**REQUIREMENT**
Please reproduce each of these items line for line, with nothing changed.

Layout dataset entries:
....

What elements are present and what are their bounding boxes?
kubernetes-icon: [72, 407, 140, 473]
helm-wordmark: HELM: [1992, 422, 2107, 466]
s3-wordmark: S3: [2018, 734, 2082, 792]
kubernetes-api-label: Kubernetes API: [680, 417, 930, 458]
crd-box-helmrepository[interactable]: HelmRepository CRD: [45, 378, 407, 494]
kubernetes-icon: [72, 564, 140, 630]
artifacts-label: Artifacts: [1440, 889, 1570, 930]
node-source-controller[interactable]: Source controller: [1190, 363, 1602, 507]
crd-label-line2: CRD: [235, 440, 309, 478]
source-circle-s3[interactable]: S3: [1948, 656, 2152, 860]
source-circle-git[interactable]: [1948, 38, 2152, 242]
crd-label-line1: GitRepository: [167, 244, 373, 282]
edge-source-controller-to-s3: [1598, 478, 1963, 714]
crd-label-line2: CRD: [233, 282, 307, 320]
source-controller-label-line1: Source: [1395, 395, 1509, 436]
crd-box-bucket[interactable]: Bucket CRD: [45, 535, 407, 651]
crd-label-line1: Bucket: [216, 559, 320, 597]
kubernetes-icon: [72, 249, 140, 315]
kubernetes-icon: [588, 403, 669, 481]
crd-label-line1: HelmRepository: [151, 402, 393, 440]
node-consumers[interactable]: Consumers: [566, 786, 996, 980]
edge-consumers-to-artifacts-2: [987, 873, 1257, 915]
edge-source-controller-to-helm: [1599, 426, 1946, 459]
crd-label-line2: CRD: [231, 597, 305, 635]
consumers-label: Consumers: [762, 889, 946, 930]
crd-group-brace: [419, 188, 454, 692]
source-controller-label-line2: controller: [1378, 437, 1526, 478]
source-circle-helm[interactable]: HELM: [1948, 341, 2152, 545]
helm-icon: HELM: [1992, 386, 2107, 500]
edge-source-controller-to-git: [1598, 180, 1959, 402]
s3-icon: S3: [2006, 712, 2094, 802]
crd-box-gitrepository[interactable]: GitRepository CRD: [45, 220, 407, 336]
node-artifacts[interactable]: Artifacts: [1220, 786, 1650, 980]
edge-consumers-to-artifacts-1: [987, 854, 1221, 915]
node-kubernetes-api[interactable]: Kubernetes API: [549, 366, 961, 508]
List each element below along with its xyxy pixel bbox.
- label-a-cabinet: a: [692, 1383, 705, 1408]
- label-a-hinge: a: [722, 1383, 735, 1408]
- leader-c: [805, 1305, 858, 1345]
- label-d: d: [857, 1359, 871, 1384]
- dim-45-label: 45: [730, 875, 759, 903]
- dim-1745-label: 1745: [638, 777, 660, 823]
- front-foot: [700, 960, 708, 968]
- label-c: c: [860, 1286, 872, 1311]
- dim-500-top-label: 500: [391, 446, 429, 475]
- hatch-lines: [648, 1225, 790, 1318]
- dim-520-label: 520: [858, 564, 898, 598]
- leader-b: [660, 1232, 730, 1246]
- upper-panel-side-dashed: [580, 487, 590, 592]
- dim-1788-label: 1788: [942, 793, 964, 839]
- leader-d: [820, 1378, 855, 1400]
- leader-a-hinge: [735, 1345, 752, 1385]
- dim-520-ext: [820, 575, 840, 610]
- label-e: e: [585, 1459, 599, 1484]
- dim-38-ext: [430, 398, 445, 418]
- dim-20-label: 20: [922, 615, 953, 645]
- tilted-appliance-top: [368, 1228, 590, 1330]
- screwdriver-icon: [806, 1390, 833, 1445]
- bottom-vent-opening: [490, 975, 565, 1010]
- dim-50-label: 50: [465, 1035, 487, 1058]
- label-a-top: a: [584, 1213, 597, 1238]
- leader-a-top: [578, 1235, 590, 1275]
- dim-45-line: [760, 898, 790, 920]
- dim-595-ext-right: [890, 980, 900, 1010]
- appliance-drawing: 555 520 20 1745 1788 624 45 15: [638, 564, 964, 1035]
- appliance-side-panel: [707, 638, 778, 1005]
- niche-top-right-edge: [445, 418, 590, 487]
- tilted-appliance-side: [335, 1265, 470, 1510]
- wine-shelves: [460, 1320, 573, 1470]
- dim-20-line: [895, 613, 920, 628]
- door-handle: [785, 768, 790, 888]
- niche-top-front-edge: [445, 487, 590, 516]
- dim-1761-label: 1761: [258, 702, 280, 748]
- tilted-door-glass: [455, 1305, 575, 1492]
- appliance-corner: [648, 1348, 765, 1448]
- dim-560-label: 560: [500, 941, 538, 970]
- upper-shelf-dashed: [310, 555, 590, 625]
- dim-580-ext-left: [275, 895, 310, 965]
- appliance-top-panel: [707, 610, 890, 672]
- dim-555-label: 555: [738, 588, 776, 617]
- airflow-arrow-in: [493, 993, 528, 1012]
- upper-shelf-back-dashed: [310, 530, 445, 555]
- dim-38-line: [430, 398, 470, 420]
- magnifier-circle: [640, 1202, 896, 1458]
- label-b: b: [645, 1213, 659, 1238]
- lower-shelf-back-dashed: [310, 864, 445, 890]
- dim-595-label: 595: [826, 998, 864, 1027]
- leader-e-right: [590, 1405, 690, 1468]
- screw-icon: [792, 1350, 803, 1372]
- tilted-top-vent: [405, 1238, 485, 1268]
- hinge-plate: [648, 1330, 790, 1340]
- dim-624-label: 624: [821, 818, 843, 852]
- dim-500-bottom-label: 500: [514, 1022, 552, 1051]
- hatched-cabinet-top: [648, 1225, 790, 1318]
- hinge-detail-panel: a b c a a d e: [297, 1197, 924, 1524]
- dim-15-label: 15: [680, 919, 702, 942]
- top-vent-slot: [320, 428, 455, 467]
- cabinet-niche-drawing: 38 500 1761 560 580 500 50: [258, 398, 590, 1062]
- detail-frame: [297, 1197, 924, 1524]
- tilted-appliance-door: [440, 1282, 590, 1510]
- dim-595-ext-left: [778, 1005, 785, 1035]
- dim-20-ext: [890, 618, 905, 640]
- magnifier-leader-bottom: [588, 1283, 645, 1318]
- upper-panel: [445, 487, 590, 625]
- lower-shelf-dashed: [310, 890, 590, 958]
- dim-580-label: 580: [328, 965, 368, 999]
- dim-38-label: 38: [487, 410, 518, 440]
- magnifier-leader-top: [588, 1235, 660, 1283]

....

**RESPONSE**
What elements are present and what are their bounding boxes?
kubernetes-icon: [72, 407, 140, 473]
helm-wordmark: HELM: [1992, 422, 2107, 466]
s3-wordmark: S3: [2018, 734, 2082, 792]
kubernetes-api-label: Kubernetes API: [680, 417, 930, 458]
crd-box-helmrepository[interactable]: HelmRepository CRD: [45, 378, 407, 494]
kubernetes-icon: [72, 564, 140, 630]
artifacts-label: Artifacts: [1440, 889, 1570, 930]
node-source-controller[interactable]: Source controller: [1190, 363, 1602, 507]
crd-label-line2: CRD: [235, 440, 309, 478]
source-circle-s3[interactable]: S3: [1948, 656, 2152, 860]
source-circle-git[interactable]: [1948, 38, 2152, 242]
crd-label-line1: GitRepository: [167, 244, 373, 282]
edge-source-controller-to-s3: [1598, 478, 1963, 714]
crd-label-line2: CRD: [233, 282, 307, 320]
source-controller-label-line1: Source: [1395, 395, 1509, 436]
crd-box-bucket[interactable]: Bucket CRD: [45, 535, 407, 651]
crd-label-line1: Bucket: [216, 559, 320, 597]
kubernetes-icon: [72, 249, 140, 315]
kubernetes-icon: [588, 403, 669, 481]
crd-label-line1: HelmRepository: [151, 402, 393, 440]
node-consumers[interactable]: Consumers: [566, 786, 996, 980]
edge-consumers-to-artifacts-2: [987, 873, 1257, 915]
edge-source-controller-to-helm: [1599, 426, 1946, 459]
crd-label-line2: CRD: [231, 597, 305, 635]
consumers-label: Consumers: [762, 889, 946, 930]
crd-group-brace: [419, 188, 454, 692]
source-controller-label-line2: controller: [1378, 437, 1526, 478]
source-circle-helm[interactable]: HELM: [1948, 341, 2152, 545]
helm-icon: HELM: [1992, 386, 2107, 500]
edge-source-controller-to-git: [1598, 180, 1959, 402]
s3-icon: S3: [2006, 712, 2094, 802]
crd-box-gitrepository[interactable]: GitRepository CRD: [45, 220, 407, 336]
node-artifacts[interactable]: Artifacts: [1220, 786, 1650, 980]
edge-consumers-to-artifacts-1: [987, 854, 1221, 915]
node-kubernetes-api[interactable]: Kubernetes API: [549, 366, 961, 508]
List each element below along with its xyxy pixel bbox.
- label-a-cabinet: a: [692, 1383, 705, 1408]
- label-a-hinge: a: [722, 1383, 735, 1408]
- leader-c: [805, 1305, 858, 1345]
- label-d: d: [857, 1359, 871, 1384]
- dim-45-label: 45: [730, 875, 759, 903]
- dim-1745-label: 1745: [638, 777, 660, 823]
- front-foot: [700, 960, 708, 968]
- label-c: c: [860, 1286, 872, 1311]
- dim-500-top-label: 500: [391, 446, 429, 475]
- hatch-lines: [648, 1225, 790, 1318]
- dim-520-label: 520: [858, 564, 898, 598]
- leader-b: [660, 1232, 730, 1246]
- upper-panel-side-dashed: [580, 487, 590, 592]
- dim-1788-label: 1788: [942, 793, 964, 839]
- leader-d: [820, 1378, 855, 1400]
- leader-a-hinge: [735, 1345, 752, 1385]
- dim-520-ext: [820, 575, 840, 610]
- label-e: e: [585, 1459, 599, 1484]
- dim-38-ext: [430, 398, 445, 418]
- dim-20-label: 20: [922, 615, 953, 645]
- tilted-appliance-top: [368, 1228, 590, 1330]
- screwdriver-icon: [806, 1390, 833, 1445]
- bottom-vent-opening: [490, 975, 565, 1010]
- dim-50-label: 50: [465, 1035, 487, 1058]
- label-a-top: a: [584, 1213, 597, 1238]
- leader-a-top: [578, 1235, 590, 1275]
- dim-45-line: [760, 898, 790, 920]
- dim-595-ext-right: [890, 980, 900, 1010]
- appliance-drawing: 555 520 20 1745 1788 624 45 15: [638, 564, 964, 1035]
- appliance-side-panel: [707, 638, 778, 1005]
- niche-top-right-edge: [445, 418, 590, 487]
- tilted-appliance-side: [335, 1265, 470, 1510]
- wine-shelves: [460, 1320, 573, 1470]
- dim-20-line: [895, 613, 920, 628]
- door-handle: [785, 768, 790, 888]
- niche-top-front-edge: [445, 487, 590, 516]
- dim-1761-label: 1761: [258, 702, 280, 748]
- tilted-door-glass: [455, 1305, 575, 1492]
- appliance-corner: [648, 1348, 765, 1448]
- dim-560-label: 560: [500, 941, 538, 970]
- upper-shelf-dashed: [310, 555, 590, 625]
- dim-580-ext-left: [275, 895, 310, 965]
- appliance-top-panel: [707, 610, 890, 672]
- dim-555-label: 555: [738, 588, 776, 617]
- airflow-arrow-in: [493, 993, 528, 1012]
- upper-shelf-back-dashed: [310, 530, 445, 555]
- dim-38-line: [430, 398, 470, 420]
- magnifier-circle: [640, 1202, 896, 1458]
- label-b: b: [645, 1213, 659, 1238]
- lower-shelf-back-dashed: [310, 864, 445, 890]
- dim-595-label: 595: [826, 998, 864, 1027]
- leader-e-right: [590, 1405, 690, 1468]
- screw-icon: [792, 1350, 803, 1372]
- tilted-top-vent: [405, 1238, 485, 1268]
- hinge-plate: [648, 1330, 790, 1340]
- dim-624-label: 624: [821, 818, 843, 852]
- dim-500-bottom-label: 500: [514, 1022, 552, 1051]
- hatched-cabinet-top: [648, 1225, 790, 1318]
- hinge-detail-panel: a b c a a d e: [297, 1197, 924, 1524]
- dim-15-label: 15: [680, 919, 702, 942]
- top-vent-slot: [320, 428, 455, 467]
- cabinet-niche-drawing: 38 500 1761 560 580 500 50: [258, 398, 590, 1062]
- detail-frame: [297, 1197, 924, 1524]
- tilted-appliance-door: [440, 1282, 590, 1510]
- dim-595-ext-left: [778, 1005, 785, 1035]
- dim-20-ext: [890, 618, 905, 640]
- magnifier-leader-bottom: [588, 1283, 645, 1318]
- upper-panel: [445, 487, 590, 625]
- lower-shelf-dashed: [310, 890, 590, 958]
- dim-580-label: 580: [328, 965, 368, 999]
- dim-38-label: 38: [487, 410, 518, 440]
- magnifier-leader-top: [588, 1235, 660, 1283]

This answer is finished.